**Do this**
Records follow. Pull out every line that contains "JSON".

**Material for this task**
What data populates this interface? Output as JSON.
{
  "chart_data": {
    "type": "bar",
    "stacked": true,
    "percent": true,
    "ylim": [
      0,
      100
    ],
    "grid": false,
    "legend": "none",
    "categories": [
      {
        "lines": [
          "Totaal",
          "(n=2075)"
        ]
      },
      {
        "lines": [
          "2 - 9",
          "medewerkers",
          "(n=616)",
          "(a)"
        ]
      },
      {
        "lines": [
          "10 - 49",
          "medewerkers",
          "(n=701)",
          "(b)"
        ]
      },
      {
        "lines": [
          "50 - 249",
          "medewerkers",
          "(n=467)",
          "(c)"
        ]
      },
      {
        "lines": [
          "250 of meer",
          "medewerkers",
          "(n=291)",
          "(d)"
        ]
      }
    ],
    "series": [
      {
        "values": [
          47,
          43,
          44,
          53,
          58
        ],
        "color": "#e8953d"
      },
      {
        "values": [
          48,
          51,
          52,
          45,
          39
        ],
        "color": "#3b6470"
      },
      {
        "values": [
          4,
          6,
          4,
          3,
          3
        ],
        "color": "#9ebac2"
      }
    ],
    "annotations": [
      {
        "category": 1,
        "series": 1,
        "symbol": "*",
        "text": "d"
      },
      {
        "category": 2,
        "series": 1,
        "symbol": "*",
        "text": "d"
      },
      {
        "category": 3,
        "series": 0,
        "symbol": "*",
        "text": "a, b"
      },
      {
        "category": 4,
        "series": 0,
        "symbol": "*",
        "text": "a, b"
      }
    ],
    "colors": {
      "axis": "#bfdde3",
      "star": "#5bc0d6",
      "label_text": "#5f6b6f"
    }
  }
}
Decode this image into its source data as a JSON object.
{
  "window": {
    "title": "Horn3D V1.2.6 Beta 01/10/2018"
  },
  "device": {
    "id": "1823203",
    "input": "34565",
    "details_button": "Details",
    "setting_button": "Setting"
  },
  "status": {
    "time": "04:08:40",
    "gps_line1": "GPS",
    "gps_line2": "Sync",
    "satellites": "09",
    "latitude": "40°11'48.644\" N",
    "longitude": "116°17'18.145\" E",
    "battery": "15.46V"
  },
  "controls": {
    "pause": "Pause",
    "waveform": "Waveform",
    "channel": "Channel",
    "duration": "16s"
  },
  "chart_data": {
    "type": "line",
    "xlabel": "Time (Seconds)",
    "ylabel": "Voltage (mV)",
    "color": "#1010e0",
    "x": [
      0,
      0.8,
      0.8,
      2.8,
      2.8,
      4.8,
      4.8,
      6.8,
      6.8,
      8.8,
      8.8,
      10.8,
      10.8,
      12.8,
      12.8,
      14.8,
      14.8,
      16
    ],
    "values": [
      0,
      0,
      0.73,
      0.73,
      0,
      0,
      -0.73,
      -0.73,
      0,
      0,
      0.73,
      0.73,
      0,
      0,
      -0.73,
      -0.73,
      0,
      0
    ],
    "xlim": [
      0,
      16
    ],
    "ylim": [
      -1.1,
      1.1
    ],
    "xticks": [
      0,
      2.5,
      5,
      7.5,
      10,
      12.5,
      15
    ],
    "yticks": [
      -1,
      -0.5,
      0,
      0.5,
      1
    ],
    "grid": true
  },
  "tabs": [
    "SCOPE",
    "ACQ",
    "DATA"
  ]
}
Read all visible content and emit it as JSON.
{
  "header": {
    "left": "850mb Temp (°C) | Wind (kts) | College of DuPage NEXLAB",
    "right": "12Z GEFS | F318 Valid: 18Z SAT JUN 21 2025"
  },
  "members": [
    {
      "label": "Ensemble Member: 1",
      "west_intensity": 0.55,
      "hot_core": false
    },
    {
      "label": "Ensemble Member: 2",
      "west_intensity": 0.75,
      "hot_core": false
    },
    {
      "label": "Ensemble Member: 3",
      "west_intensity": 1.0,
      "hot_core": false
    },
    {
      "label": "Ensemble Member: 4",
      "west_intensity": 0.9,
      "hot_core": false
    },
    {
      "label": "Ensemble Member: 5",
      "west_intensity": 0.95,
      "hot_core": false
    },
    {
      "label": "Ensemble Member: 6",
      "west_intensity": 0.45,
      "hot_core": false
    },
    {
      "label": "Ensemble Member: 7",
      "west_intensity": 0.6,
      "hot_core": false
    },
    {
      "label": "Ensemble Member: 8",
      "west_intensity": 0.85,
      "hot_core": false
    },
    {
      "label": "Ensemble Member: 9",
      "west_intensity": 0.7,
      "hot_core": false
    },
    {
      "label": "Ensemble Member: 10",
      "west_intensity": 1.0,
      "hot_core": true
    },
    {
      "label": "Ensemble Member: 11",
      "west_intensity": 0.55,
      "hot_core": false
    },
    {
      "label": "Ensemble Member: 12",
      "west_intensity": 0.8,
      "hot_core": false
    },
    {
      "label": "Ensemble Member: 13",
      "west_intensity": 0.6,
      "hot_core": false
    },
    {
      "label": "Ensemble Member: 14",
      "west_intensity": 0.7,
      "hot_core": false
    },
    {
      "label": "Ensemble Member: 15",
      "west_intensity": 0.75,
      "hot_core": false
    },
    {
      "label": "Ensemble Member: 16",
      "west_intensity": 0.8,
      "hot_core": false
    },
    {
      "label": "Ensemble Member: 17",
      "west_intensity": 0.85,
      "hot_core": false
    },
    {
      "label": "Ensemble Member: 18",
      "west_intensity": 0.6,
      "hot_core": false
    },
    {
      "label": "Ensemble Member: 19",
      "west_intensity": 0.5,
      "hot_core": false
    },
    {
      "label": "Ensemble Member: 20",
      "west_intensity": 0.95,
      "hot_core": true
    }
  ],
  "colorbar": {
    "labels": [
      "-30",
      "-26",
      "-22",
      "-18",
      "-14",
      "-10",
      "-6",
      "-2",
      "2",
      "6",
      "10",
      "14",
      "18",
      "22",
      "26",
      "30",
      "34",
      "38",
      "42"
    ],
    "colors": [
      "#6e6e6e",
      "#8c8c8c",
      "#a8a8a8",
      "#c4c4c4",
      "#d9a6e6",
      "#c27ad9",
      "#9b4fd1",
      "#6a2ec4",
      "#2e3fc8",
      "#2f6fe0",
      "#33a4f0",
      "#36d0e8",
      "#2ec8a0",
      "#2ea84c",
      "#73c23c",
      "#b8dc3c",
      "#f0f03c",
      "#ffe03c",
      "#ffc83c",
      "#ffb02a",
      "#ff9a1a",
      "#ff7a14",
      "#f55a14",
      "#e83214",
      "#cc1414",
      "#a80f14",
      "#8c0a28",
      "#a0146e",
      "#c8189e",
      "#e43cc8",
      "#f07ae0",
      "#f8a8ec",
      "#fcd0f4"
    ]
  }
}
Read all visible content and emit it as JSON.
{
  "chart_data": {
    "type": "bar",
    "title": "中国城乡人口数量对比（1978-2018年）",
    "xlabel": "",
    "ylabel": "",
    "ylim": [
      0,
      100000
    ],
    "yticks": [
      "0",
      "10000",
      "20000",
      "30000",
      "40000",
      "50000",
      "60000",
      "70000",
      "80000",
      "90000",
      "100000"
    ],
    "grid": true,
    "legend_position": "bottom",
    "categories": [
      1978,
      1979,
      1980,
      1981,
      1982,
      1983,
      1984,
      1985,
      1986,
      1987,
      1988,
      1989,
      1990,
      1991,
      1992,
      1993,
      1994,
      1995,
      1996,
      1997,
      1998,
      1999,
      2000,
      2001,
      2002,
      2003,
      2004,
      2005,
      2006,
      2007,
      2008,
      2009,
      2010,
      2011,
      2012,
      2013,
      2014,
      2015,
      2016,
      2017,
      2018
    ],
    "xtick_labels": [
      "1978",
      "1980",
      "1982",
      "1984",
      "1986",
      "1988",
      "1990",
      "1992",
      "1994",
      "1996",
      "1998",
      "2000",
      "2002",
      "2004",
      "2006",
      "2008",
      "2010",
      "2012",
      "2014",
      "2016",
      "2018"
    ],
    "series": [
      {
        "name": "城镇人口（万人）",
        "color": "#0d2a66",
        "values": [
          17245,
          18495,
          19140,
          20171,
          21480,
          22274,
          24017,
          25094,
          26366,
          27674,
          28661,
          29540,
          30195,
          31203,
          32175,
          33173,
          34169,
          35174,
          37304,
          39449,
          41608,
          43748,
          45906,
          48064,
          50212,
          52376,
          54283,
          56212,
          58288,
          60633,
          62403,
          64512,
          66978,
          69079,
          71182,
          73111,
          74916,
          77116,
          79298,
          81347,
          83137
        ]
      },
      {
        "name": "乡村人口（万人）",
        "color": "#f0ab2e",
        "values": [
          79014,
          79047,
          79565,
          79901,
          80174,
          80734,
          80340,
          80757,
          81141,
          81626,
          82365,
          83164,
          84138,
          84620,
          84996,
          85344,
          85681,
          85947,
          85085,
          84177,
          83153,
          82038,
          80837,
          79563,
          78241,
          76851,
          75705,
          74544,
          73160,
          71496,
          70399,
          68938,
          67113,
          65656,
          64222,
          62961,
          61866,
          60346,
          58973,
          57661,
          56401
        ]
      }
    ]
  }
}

**Finished exercise**
What data populates this interface? Output as JSON.
Decode this image into its source data as a JSON object.
Read all visible content and emit it as JSON.
Read all visible content and emit it as JSON.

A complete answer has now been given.